▸ REQUIRED WORK
Search the material below for the word "learn". Copy every line that has it.

▸ DATASET
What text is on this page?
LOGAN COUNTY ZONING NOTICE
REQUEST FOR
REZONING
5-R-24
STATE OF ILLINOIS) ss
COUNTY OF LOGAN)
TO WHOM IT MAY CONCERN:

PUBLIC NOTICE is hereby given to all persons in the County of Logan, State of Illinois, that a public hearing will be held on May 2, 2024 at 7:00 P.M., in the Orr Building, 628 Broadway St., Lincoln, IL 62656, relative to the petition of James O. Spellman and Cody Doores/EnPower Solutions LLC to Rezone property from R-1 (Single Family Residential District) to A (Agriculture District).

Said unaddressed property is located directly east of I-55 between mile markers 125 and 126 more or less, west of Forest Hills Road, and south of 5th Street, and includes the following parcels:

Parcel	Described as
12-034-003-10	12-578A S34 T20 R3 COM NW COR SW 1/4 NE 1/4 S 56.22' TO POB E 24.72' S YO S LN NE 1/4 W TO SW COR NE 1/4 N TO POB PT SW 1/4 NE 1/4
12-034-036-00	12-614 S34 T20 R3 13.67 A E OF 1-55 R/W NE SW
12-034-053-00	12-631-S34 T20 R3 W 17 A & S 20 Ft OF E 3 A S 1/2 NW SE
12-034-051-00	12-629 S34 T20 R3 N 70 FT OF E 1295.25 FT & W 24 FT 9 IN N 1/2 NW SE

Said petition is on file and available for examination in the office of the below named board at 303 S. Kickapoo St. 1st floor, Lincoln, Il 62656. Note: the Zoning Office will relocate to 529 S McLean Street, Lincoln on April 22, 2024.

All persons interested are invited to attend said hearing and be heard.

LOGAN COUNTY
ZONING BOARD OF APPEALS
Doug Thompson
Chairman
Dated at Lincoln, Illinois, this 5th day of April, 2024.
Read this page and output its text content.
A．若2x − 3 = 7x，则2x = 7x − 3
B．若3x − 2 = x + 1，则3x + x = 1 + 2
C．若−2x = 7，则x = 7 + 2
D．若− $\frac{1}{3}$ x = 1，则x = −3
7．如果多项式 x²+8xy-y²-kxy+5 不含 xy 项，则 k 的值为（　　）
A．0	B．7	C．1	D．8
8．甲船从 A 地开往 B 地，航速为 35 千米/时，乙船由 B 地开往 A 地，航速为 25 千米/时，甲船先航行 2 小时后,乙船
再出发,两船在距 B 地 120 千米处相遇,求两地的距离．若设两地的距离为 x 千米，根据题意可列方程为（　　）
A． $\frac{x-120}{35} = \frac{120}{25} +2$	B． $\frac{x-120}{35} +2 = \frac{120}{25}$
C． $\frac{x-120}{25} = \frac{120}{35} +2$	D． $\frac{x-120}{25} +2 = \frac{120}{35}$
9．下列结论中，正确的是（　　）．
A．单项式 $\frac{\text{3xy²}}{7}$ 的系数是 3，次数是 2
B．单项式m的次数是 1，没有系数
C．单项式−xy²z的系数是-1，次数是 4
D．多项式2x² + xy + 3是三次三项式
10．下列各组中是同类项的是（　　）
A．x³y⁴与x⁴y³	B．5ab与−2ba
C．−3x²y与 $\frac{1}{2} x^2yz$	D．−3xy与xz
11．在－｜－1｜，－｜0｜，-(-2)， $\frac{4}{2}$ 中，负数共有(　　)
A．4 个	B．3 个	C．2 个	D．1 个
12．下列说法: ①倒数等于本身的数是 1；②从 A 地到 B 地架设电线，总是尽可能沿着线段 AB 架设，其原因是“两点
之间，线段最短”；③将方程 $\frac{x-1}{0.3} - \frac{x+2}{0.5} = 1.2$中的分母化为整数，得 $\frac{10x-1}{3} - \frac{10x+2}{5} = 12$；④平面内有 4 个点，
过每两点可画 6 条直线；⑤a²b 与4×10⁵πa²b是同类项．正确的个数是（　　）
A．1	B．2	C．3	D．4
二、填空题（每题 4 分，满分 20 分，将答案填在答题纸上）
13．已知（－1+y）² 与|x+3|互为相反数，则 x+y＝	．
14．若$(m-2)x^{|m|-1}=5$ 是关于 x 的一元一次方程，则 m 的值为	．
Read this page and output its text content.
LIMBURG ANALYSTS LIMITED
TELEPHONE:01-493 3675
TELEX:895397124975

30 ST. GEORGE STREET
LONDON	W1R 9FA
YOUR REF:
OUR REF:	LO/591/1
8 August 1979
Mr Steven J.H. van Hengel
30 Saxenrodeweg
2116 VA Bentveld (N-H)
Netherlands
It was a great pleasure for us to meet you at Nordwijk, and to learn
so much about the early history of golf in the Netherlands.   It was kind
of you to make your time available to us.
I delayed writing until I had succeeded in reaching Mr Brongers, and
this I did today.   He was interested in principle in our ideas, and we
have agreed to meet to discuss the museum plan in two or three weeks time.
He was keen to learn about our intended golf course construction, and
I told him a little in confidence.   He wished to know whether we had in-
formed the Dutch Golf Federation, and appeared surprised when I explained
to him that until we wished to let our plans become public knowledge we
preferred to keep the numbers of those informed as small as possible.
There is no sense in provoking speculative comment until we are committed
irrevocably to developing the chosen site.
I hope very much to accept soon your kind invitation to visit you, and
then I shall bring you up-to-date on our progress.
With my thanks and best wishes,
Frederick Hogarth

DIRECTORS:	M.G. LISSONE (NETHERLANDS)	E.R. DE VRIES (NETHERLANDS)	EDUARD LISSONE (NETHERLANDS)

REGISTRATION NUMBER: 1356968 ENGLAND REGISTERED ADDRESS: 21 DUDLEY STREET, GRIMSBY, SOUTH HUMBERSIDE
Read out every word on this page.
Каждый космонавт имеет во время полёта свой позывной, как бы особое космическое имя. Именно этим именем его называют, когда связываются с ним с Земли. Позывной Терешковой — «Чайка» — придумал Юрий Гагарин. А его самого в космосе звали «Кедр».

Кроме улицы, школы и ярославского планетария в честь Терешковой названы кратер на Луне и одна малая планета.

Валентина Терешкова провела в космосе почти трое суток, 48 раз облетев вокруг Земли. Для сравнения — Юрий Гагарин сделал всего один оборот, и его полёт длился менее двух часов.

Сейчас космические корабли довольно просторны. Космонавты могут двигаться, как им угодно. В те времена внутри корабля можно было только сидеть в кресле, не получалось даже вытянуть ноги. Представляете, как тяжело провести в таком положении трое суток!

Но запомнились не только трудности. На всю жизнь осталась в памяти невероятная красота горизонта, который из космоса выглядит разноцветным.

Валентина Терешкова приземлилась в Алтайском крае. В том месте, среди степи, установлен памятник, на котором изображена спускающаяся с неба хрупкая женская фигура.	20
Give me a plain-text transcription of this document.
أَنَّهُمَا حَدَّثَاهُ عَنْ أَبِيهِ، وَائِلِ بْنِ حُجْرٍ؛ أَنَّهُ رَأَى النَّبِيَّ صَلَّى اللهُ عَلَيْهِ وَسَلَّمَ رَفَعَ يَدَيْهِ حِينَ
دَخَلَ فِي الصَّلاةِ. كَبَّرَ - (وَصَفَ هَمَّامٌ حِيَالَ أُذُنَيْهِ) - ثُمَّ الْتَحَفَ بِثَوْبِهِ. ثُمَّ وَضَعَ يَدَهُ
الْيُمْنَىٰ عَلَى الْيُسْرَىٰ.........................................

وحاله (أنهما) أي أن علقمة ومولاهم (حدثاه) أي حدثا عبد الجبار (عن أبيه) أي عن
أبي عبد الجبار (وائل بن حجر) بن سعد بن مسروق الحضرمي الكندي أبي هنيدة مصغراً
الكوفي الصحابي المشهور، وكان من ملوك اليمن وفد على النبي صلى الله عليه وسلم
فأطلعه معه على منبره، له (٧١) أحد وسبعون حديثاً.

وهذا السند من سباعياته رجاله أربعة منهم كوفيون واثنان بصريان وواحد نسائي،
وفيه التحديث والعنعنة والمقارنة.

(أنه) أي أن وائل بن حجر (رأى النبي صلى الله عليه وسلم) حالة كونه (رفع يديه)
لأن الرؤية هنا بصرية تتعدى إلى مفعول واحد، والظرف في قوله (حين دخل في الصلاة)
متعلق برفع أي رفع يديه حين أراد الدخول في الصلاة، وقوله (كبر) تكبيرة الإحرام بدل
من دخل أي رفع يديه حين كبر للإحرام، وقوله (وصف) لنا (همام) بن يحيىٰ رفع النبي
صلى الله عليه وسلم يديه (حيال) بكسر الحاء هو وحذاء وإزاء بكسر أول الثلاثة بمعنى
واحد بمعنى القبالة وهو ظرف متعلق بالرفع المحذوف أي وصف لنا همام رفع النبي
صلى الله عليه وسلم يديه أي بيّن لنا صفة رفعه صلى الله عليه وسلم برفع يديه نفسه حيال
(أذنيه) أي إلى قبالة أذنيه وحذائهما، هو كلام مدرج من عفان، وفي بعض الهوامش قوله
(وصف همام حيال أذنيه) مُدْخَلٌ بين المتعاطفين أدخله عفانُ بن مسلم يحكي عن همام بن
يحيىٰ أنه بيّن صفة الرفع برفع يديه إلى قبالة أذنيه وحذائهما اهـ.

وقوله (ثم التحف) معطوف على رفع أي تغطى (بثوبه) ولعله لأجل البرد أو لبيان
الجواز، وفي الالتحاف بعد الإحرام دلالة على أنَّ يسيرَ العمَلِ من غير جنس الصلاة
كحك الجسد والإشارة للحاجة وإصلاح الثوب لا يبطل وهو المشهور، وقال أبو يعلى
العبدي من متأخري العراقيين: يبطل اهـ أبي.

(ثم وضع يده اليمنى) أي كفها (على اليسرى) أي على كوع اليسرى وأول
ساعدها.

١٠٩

▸ OUTPUT OF THE TASK
It was a great pleasure for us to meet you at Nordwijk, and to learn
He was keen to learn about our intended golf course construction, and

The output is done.